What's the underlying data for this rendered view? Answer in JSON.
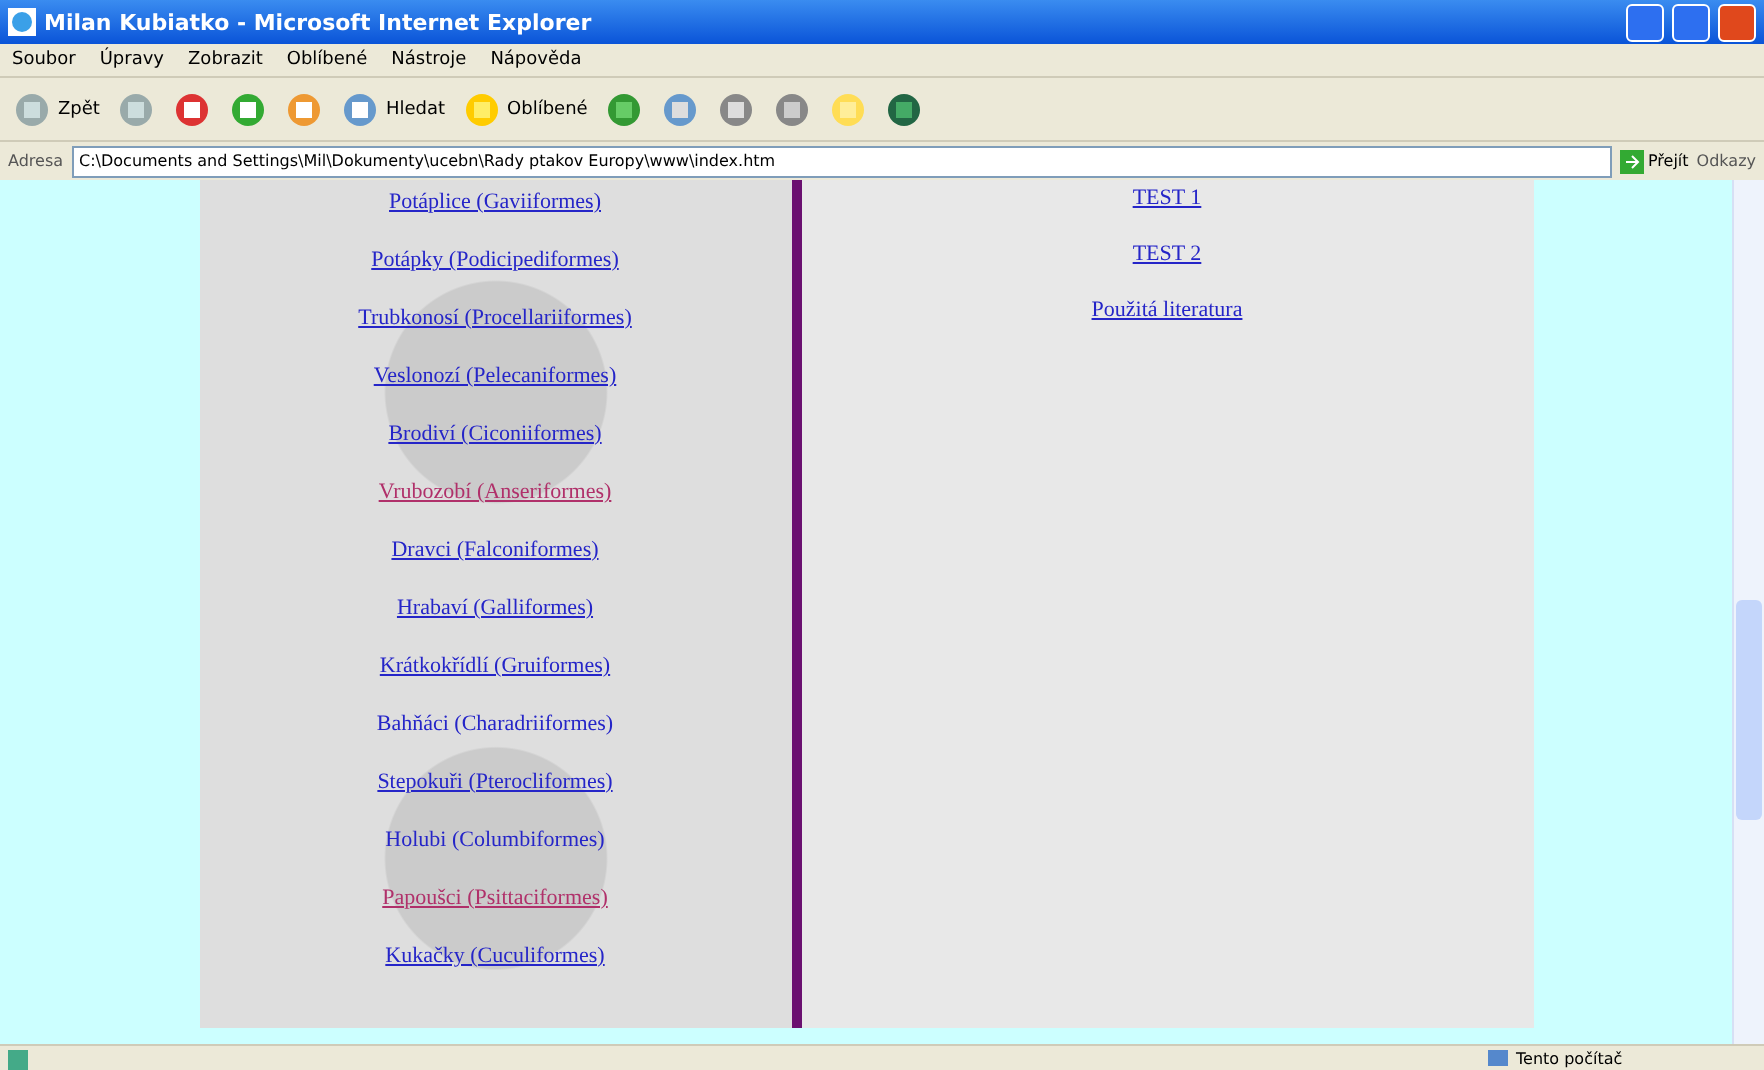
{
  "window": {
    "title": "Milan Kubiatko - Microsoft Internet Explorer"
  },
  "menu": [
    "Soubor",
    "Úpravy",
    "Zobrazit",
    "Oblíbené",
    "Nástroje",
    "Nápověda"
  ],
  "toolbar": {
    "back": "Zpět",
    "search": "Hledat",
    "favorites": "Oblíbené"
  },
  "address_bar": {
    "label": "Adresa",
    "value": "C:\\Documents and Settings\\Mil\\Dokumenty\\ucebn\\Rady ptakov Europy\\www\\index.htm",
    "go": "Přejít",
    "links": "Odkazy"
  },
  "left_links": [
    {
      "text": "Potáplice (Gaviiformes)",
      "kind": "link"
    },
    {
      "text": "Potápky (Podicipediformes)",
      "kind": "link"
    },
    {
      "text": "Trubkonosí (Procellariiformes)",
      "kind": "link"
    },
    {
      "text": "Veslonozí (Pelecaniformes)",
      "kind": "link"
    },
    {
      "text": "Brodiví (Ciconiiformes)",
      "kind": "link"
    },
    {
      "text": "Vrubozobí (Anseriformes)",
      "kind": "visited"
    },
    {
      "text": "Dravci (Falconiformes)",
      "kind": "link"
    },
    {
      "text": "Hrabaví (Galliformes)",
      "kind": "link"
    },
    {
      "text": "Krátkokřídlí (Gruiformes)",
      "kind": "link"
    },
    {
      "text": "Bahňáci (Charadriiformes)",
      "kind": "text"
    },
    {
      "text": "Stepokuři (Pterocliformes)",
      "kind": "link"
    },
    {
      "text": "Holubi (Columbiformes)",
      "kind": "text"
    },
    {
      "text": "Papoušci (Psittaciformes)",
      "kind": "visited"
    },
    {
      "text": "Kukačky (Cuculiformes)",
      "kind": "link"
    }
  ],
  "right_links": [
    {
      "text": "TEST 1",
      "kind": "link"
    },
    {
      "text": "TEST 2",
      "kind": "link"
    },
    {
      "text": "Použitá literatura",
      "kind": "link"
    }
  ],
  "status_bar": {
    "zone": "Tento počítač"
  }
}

## Do this
Your task is to repeat the material above exactly, without its pictures.

## Exercise output
What's the underlying data for this rendered view? Answer in JSON.
{
  "window": {
    "title": "Milan Kubiatko - Microsoft Internet Explorer"
  },
  "menu": [
    "Soubor",
    "Úpravy",
    "Zobrazit",
    "Oblíbené",
    "Nástroje",
    "Nápověda"
  ],
  "toolbar": {
    "back": "Zpět",
    "search": "Hledat",
    "favorites": "Oblíbené"
  },
  "address_bar": {
    "label": "Adresa",
    "value": "C:\\Documents and Settings\\Mil\\Dokumenty\\ucebn\\Rady ptakov Europy\\www\\index.htm",
    "go": "Přejít",
    "links": "Odkazy"
  },
  "left_links": [
    {
      "text": "Potáplice (Gaviiformes)",
      "kind": "link"
    },
    {
      "text": "Potápky (Podicipediformes)",
      "kind": "link"
    },
    {
      "text": "Trubkonosí (Procellariiformes)",
      "kind": "link"
    },
    {
      "text": "Veslonozí (Pelecaniformes)",
      "kind": "link"
    },
    {
      "text": "Brodiví (Ciconiiformes)",
      "kind": "link"
    },
    {
      "text": "Vrubozobí (Anseriformes)",
      "kind": "visited"
    },
    {
      "text": "Dravci (Falconiformes)",
      "kind": "link"
    },
    {
      "text": "Hrabaví (Galliformes)",
      "kind": "link"
    },
    {
      "text": "Krátkokřídlí (Gruiformes)",
      "kind": "link"
    },
    {
      "text": "Bahňáci (Charadriiformes)",
      "kind": "text"
    },
    {
      "text": "Stepokuři (Pterocliformes)",
      "kind": "link"
    },
    {
      "text": "Holubi (Columbiformes)",
      "kind": "text"
    },
    {
      "text": "Papoušci (Psittaciformes)",
      "kind": "visited"
    },
    {
      "text": "Kukačky (Cuculiformes)",
      "kind": "link"
    }
  ],
  "right_links": [
    {
      "text": "TEST 1",
      "kind": "link"
    },
    {
      "text": "TEST 2",
      "kind": "link"
    },
    {
      "text": "Použitá literatura",
      "kind": "link"
    }
  ],
  "status_bar": {
    "zone": "Tento počítač"
  }
}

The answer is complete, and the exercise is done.